TASK OBJECTIVE: Pull out every line with the word "this".

SOURCE RECORDS:
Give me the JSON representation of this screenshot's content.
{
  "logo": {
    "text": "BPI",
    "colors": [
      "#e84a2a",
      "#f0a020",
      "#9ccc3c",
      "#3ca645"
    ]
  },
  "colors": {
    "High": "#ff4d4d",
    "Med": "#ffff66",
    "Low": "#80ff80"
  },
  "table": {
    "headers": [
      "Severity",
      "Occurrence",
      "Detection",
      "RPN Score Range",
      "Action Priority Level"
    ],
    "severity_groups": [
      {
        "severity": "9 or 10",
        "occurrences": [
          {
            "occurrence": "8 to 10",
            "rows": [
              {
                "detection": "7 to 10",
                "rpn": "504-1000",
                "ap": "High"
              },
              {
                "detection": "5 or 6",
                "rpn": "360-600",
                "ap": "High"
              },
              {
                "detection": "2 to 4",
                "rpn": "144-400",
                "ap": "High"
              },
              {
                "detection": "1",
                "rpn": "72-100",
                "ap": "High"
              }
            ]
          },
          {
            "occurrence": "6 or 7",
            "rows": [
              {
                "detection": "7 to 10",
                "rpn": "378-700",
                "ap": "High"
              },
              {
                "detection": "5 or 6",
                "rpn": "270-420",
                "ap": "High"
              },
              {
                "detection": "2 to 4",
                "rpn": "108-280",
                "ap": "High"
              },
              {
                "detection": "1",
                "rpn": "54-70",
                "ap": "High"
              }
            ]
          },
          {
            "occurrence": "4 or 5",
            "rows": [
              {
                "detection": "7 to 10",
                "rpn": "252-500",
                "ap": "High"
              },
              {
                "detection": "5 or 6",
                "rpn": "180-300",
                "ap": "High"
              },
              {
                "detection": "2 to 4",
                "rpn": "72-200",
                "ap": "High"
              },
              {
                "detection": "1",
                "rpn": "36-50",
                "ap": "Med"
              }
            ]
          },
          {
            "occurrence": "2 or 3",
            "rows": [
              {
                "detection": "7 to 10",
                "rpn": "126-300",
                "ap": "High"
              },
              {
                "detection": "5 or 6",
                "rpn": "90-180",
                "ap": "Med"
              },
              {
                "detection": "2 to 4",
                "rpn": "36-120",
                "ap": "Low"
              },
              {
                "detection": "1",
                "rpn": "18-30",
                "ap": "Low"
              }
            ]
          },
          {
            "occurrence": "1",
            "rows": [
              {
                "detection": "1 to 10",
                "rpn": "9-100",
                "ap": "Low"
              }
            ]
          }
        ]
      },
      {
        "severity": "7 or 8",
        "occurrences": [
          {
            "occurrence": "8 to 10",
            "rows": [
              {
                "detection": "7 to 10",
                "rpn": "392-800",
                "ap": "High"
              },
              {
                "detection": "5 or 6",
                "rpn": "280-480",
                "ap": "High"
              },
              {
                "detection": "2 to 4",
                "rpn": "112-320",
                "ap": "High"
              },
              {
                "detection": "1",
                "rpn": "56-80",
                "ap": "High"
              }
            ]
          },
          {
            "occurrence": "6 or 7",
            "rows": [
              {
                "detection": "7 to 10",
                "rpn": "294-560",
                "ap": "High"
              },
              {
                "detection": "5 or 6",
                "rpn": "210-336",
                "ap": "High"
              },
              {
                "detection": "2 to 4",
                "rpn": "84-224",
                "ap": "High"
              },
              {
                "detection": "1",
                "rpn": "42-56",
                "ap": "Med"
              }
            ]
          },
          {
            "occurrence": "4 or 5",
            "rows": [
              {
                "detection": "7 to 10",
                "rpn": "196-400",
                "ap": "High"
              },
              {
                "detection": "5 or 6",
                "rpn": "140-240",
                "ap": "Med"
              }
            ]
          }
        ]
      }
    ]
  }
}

...

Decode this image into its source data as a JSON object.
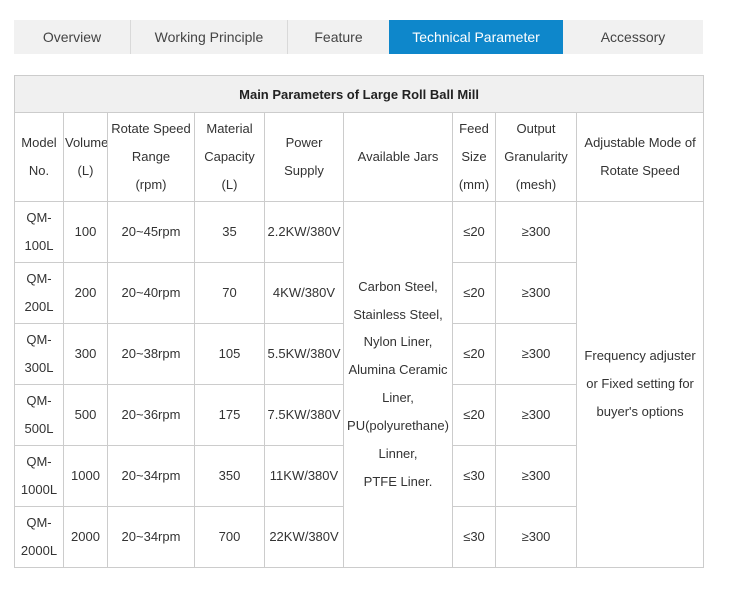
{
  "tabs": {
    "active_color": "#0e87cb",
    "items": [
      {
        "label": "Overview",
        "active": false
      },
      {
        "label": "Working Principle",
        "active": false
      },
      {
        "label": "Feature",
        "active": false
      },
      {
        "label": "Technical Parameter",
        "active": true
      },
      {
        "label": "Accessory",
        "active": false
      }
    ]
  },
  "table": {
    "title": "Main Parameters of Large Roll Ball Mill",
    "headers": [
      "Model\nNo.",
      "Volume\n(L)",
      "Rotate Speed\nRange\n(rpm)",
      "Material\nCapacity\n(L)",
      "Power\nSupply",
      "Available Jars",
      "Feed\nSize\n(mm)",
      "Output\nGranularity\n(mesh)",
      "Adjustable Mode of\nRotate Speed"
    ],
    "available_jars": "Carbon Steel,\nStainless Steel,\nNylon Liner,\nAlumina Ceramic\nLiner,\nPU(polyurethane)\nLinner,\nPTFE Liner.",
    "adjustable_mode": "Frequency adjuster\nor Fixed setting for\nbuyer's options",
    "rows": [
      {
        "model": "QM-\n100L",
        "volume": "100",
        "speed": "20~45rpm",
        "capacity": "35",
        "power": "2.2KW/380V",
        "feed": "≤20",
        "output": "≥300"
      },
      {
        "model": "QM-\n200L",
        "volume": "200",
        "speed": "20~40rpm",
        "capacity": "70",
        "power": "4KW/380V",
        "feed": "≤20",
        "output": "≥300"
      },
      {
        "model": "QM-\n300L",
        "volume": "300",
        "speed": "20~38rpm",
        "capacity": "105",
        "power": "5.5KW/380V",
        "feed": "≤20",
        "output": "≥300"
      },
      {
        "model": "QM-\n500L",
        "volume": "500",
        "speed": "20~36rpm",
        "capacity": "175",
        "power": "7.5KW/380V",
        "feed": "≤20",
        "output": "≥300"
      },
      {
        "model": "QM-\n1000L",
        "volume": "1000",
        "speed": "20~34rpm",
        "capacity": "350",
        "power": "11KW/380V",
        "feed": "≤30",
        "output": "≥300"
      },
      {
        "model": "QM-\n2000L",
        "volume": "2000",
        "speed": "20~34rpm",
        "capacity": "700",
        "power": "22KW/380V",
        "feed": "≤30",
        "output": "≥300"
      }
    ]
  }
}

PROBLEM SOLUTION:
Give me the JSON representation of this screenshot's content.
Decode this image into its source data as a JSON object.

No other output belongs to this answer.